STATED EXERCISE
In the court excerpt on insurer liability below, what must the insurer have received before the proceedings began for any sum to be payable on a judgment or award?

It was always open for the Insurance Company to have independently assailed the order of rejection in accordance with law. Because of the view that has been taken by this Court that this is not an appeal, also against the order dated 27-4-2007, it is not considered necessary to go into the point of limitation as urged by Mr. P.B. Paul. 10. It will also be relevant to consider the provisions of Section 14(2) of the Act. 149(2) No sum shall be payable by an insurer under sub-section (1) in respect of any judgment or award unless, before the commencement of the proceedings in which the judgment or award is given the insurer had notice through the Court or, as the case may be, the Claims Tribunal of the bringing of the proceedings, or in respect of such judgment or award so long as execution is stayed thereon pending an appeal; and an insurer to whom notice of the bringing of any such proceedings is so given shall be entitled to be made a party thereto and to defend the action on any of the following grounds, namely : (a) that there has been a breach of a specified condition of the policy, being one of the following conditions, namely : (i) a condition excluding the use of the vehicle (a) for hire or reward, where the vehicle is on the date of the contract of insurance a vehicle not covered by a permit to ply for hire or reward, or (b) for organized racing and speed testing, or (c) for a purpose not allowed by the permit under which the vehicle is used, where the vehicle is a transport vehicle, or (d) without side-car being attached where the vehicle is a motor cycle; or (ii) a condition excluding driving by a named person or persons or by any person who is not duly licensed, or by any person who has been disqualified for holding or obtaining a driving license during the period of disqualification; or (iii) a condition excluding liability for injury caused or contributed to by conditions of war, civil war, riot or civil commotion; or (b) that the policy is void on the ground that it was obtained by the non-disclosure of a material fact or by a representation of fact which was false in some material particular. 11.

DATA
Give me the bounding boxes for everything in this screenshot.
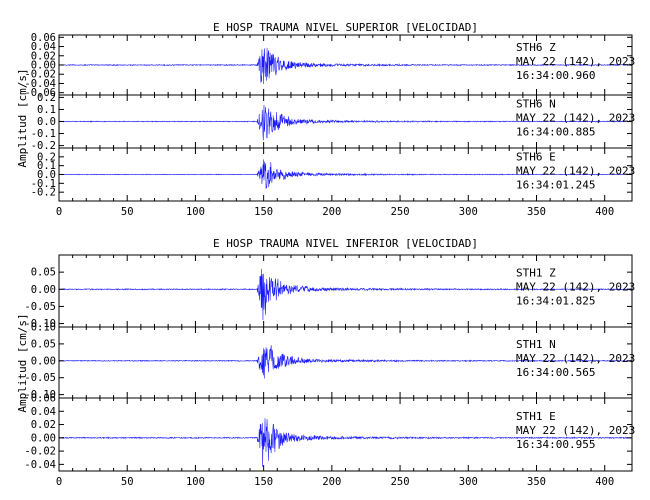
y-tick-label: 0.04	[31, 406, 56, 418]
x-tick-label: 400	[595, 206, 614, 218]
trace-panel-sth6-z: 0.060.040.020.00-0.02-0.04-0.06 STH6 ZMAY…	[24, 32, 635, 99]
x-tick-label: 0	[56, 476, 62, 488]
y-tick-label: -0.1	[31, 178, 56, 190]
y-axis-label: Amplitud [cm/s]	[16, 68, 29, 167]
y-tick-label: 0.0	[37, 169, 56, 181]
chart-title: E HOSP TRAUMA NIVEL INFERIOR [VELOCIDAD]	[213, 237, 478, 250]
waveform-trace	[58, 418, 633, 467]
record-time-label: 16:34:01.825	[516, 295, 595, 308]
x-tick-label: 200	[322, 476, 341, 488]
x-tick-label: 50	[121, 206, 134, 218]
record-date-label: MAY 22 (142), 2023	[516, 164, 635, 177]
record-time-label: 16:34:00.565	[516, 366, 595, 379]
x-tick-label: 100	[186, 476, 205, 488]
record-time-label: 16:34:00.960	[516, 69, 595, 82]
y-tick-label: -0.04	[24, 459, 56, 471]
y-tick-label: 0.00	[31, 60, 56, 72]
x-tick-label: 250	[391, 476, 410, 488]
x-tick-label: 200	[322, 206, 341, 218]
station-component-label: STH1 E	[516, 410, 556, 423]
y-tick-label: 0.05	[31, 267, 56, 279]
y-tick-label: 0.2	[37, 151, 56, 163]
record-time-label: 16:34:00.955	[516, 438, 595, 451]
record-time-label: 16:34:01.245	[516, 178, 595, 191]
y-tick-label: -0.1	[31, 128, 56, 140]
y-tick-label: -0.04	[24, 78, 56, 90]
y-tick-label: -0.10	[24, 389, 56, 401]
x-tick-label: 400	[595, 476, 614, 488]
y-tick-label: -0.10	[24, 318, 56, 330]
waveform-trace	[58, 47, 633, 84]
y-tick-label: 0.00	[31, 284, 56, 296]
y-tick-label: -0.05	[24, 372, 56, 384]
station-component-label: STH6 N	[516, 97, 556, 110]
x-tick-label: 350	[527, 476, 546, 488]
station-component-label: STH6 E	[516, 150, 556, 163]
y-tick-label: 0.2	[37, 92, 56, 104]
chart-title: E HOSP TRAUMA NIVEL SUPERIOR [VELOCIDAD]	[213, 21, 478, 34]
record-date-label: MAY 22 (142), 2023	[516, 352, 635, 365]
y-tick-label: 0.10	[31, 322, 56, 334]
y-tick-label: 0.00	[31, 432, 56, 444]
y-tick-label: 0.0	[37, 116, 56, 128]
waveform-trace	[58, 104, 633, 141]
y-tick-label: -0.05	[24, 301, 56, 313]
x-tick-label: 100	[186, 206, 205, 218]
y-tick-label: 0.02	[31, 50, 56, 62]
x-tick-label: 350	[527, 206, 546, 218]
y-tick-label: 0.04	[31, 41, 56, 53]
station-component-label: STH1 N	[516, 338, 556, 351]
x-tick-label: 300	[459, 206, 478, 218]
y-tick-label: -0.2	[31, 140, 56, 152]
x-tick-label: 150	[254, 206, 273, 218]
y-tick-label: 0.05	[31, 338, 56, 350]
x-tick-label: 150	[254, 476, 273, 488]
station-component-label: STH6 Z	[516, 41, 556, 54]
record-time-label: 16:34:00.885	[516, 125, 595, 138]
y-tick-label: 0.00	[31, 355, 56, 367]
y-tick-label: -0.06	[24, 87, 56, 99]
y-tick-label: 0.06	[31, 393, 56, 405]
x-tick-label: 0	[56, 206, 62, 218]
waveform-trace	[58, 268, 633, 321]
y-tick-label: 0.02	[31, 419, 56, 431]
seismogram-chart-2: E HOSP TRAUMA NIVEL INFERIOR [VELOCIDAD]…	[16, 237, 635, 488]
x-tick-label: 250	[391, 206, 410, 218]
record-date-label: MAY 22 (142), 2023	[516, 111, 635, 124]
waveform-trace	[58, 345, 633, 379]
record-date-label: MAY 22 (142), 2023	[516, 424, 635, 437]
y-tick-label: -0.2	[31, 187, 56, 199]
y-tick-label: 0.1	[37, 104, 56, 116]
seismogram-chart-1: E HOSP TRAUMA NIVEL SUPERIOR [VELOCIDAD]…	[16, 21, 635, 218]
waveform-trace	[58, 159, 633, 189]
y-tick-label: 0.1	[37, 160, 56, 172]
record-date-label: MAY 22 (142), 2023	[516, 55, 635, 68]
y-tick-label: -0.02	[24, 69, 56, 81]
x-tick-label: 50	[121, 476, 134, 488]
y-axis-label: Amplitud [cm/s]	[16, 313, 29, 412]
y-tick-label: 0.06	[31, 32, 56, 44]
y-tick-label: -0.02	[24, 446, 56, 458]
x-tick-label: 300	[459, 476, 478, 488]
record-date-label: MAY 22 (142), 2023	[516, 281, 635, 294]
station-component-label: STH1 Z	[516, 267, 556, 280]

RIGHT ANSWER
Notice of the bringing of the proceedings, given through the Court or the Claims Tribunal.